» TASK STATEMENT
Take every line where the string "Pisani" appears and copy it.

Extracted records
______
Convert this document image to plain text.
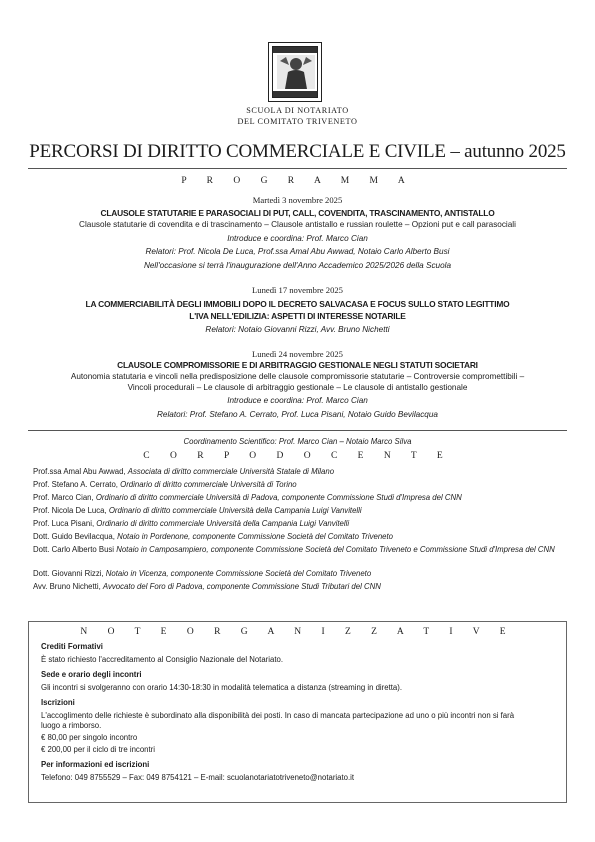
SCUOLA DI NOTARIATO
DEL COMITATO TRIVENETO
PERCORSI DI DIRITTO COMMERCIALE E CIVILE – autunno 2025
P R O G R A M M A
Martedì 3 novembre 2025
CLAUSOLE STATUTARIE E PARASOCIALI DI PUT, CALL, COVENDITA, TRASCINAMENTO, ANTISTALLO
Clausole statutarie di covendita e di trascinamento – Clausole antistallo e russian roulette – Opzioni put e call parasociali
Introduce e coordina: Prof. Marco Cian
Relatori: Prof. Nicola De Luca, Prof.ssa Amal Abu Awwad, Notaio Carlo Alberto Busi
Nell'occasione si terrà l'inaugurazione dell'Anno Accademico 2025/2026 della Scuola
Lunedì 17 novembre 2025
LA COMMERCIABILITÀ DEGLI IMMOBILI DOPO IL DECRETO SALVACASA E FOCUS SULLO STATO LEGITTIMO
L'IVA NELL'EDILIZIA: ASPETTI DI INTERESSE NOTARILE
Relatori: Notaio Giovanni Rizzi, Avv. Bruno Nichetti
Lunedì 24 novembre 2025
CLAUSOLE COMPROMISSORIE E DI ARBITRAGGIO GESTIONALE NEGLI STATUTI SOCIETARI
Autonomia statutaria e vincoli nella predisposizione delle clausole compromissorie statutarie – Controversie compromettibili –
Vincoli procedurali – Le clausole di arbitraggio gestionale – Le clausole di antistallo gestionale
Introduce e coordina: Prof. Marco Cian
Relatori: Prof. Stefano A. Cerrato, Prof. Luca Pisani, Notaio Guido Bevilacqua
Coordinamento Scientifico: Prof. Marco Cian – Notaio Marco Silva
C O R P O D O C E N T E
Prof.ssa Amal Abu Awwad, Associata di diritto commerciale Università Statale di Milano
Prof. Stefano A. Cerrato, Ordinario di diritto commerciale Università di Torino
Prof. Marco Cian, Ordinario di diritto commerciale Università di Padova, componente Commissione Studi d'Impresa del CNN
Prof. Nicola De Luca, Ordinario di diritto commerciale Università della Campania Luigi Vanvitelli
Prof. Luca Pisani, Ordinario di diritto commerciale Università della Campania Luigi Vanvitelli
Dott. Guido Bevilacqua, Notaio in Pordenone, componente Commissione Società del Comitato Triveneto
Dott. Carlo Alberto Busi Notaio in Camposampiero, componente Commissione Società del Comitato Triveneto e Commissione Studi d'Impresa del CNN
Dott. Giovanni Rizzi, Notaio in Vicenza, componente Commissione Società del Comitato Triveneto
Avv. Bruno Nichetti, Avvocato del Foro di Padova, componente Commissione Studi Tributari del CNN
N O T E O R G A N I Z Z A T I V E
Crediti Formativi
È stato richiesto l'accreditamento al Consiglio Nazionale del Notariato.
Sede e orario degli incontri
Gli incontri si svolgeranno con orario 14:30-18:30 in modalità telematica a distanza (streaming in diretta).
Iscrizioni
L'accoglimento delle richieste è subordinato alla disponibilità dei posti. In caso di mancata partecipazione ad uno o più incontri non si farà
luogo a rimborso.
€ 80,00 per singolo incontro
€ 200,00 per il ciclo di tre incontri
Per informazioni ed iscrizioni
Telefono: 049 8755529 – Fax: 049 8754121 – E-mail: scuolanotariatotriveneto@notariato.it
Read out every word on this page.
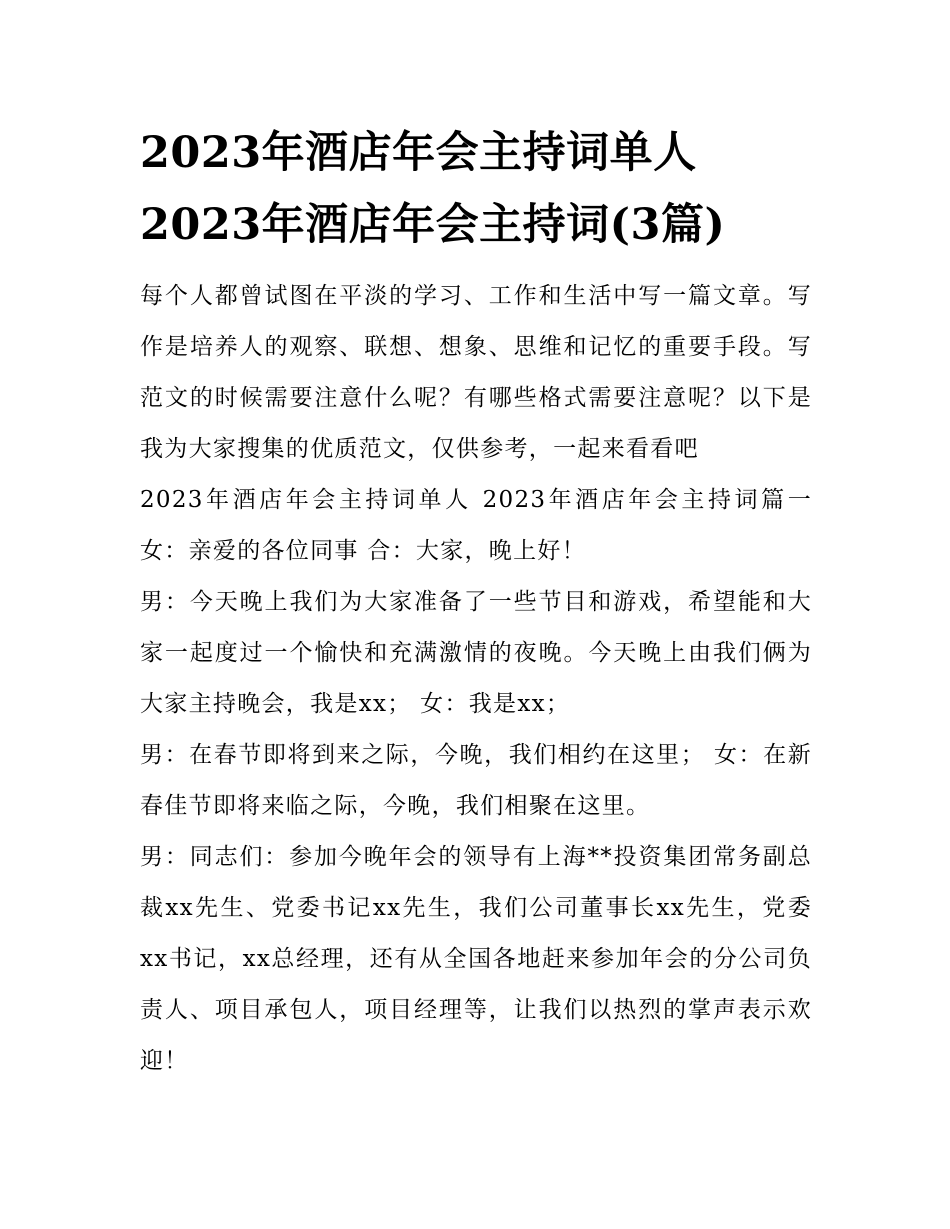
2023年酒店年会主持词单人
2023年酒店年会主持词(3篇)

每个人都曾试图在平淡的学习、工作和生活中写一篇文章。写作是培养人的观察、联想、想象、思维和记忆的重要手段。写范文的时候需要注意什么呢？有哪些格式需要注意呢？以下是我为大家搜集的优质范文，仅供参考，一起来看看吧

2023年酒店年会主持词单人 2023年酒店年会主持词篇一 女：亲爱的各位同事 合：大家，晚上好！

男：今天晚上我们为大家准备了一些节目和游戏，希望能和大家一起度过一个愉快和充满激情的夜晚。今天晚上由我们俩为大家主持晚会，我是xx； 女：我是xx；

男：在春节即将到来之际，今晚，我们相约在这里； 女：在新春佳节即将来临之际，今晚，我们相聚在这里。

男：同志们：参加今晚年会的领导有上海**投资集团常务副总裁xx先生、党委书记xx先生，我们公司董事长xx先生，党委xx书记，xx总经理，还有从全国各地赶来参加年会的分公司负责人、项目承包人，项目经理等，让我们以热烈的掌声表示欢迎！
______
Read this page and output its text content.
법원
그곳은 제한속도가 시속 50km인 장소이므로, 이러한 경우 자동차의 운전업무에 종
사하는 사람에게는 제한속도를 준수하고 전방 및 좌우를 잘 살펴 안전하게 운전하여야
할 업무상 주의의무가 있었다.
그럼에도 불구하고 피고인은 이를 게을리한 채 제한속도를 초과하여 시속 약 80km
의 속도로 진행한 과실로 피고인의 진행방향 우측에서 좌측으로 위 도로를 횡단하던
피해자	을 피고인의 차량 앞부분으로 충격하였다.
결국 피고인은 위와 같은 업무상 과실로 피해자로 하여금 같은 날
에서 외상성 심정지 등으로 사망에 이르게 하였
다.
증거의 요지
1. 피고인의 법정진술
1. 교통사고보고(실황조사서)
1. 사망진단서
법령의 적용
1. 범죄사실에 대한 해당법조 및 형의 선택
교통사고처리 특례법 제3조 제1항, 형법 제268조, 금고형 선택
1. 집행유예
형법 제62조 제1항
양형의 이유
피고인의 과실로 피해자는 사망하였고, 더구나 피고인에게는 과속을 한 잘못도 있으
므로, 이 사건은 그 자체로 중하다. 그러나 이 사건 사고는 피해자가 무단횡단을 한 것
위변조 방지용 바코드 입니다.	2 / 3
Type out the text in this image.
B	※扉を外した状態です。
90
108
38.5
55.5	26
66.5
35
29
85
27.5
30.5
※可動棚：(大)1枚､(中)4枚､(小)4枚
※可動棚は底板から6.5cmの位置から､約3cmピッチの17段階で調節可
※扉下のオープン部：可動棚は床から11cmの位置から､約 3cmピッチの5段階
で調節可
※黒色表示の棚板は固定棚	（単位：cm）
______
» REPLY TO THE TASK
Relatori: Prof. Stefano A. Cerrato, Prof. Luca Pisani, Notaio Guido Bevilacqua
Prof. Luca Pisani, Ordinario di diritto commerciale Università della Campania Luigi Vanvitelli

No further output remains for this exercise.